[Excerpts from a figure dataset]
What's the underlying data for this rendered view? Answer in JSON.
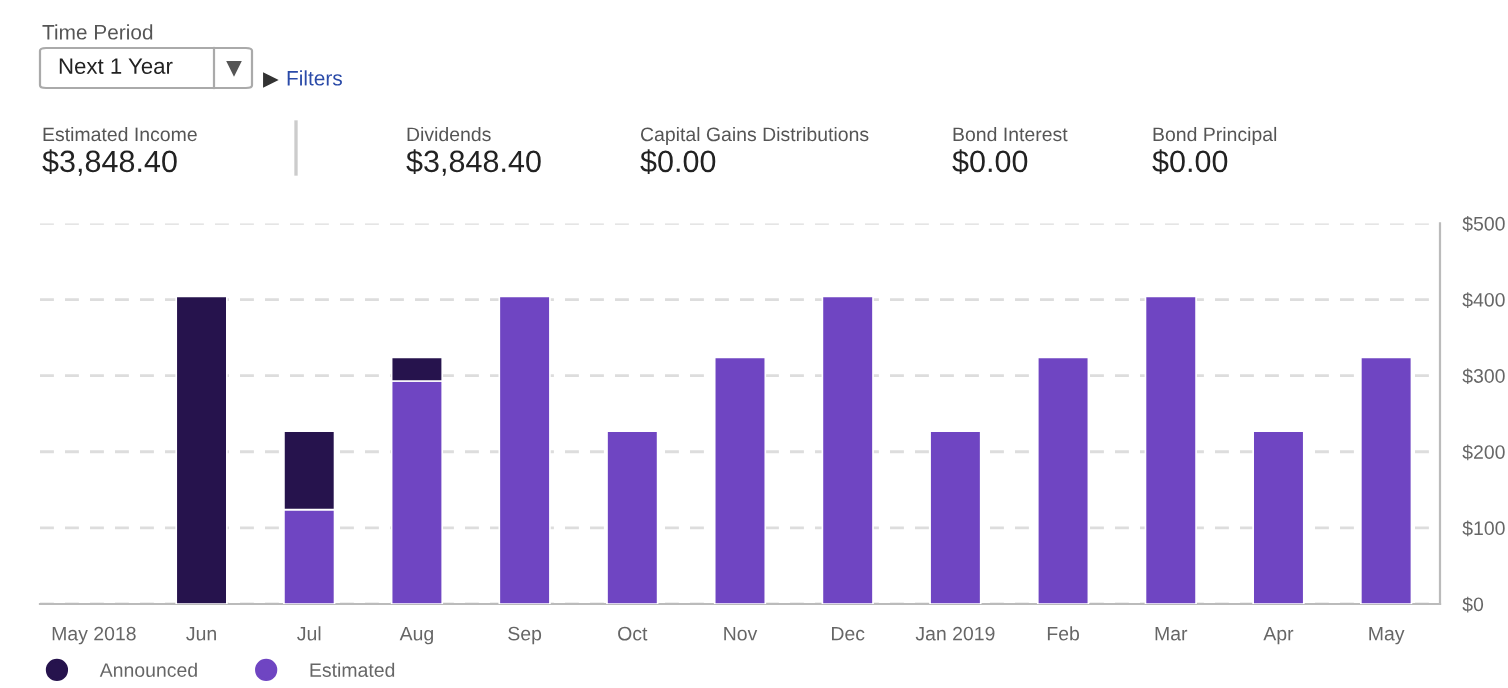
{
  "chart_data": [
    {
      "type": "other",
      "annotations": [
        "Time Period",
        "Next 1 Year",
        "Filters",
        "Estimated Income",
        "$3,848.40",
        "Dividends",
        "$3,848.40",
        "Capital Gains Distributions",
        "$0.00",
        "Bond Interest",
        "$0.00",
        "Bond Principal",
        "$0.00"
      ]
    },
    {
      "type": "bar",
      "stacked": true,
      "categories": [
        "May 2018",
        "Jun",
        "Jul",
        "Aug",
        "Sep",
        "Oct",
        "Nov",
        "Dec",
        "Jan 2019",
        "Feb",
        "Mar",
        "Apr",
        "May"
      ],
      "series": [
        {
          "name": "Estimated",
          "color": "#6f45c2",
          "values": [
            null,
            null,
            124,
            293,
            404,
            227,
            324,
            404,
            227,
            324,
            404,
            227,
            324
          ]
        },
        {
          "name": "Announced",
          "color": "#26134d",
          "values": [
            null,
            404,
            103,
            31,
            null,
            null,
            null,
            null,
            null,
            null,
            null,
            null,
            null
          ]
        }
      ],
      "ylim": [
        0,
        500
      ],
      "yticks": [
        {
          "value": 0,
          "label": "$0"
        },
        {
          "value": 100,
          "label": "$100"
        },
        {
          "value": 200,
          "label": "$200"
        },
        {
          "value": 300,
          "label": "$300"
        },
        {
          "value": 400,
          "label": "$400"
        },
        {
          "value": 500,
          "label": "$500"
        }
      ],
      "grid": "y",
      "legend": "bottom left"
    }
  ]
}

- [EXERCISE TASK] Your task is to return the entries above exactly, with no pictures.

- [PROBLEM SOLUTION]
What's the underlying data for this rendered view? Answer in JSON.
{
  "chart_data": [
    {
      "type": "other",
      "annotations": [
        "Time Period",
        "Next 1 Year",
        "Filters",
        "Estimated Income",
        "$3,848.40",
        "Dividends",
        "$3,848.40",
        "Capital Gains Distributions",
        "$0.00",
        "Bond Interest",
        "$0.00",
        "Bond Principal",
        "$0.00"
      ]
    },
    {
      "type": "bar",
      "stacked": true,
      "categories": [
        "May 2018",
        "Jun",
        "Jul",
        "Aug",
        "Sep",
        "Oct",
        "Nov",
        "Dec",
        "Jan 2019",
        "Feb",
        "Mar",
        "Apr",
        "May"
      ],
      "series": [
        {
          "name": "Estimated",
          "color": "#6f45c2",
          "values": [
            null,
            null,
            124,
            293,
            404,
            227,
            324,
            404,
            227,
            324,
            404,
            227,
            324
          ]
        },
        {
          "name": "Announced",
          "color": "#26134d",
          "values": [
            null,
            404,
            103,
            31,
            null,
            null,
            null,
            null,
            null,
            null,
            null,
            null,
            null
          ]
        }
      ],
      "ylim": [
        0,
        500
      ],
      "yticks": [
        {
          "value": 0,
          "label": "$0"
        },
        {
          "value": 100,
          "label": "$100"
        },
        {
          "value": 200,
          "label": "$200"
        },
        {
          "value": 300,
          "label": "$300"
        },
        {
          "value": 400,
          "label": "$400"
        },
        {
          "value": 500,
          "label": "$500"
        }
      ],
      "grid": "y",
      "legend": "bottom left"
    }
  ]
}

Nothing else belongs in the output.